** Exercise details **
Please give the data again from its first line through the line "- segment: revenue cone: [851, 63, 1096, 394]", changing every "segment" to "section" and leaving everything else as it is.
● ● ● ● ●
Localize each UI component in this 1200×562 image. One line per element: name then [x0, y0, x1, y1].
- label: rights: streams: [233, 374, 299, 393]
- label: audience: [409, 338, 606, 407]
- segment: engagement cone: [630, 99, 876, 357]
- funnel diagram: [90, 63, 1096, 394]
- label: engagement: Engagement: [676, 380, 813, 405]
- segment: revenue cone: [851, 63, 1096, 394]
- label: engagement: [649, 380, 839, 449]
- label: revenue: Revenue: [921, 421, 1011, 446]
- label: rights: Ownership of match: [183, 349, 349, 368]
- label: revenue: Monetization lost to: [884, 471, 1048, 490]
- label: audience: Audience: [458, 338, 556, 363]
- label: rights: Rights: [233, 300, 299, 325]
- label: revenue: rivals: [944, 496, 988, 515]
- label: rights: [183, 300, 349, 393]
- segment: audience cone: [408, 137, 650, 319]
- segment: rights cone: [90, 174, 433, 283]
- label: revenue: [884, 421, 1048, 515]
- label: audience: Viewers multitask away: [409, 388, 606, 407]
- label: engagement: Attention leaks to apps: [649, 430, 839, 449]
● ● ● ● ●
** Response to this task **
Localize each UI component in this 1200×562 image. One line per element: name then [x0, y0, x1, y1].
- label: rights: streams: [233, 374, 299, 393]
- label: audience: [409, 338, 606, 407]
- section: engagement cone: [630, 99, 876, 357]
- funnel diagram: [90, 63, 1096, 394]
- label: engagement: Engagement: [676, 380, 813, 405]
- section: revenue cone: [851, 63, 1096, 394]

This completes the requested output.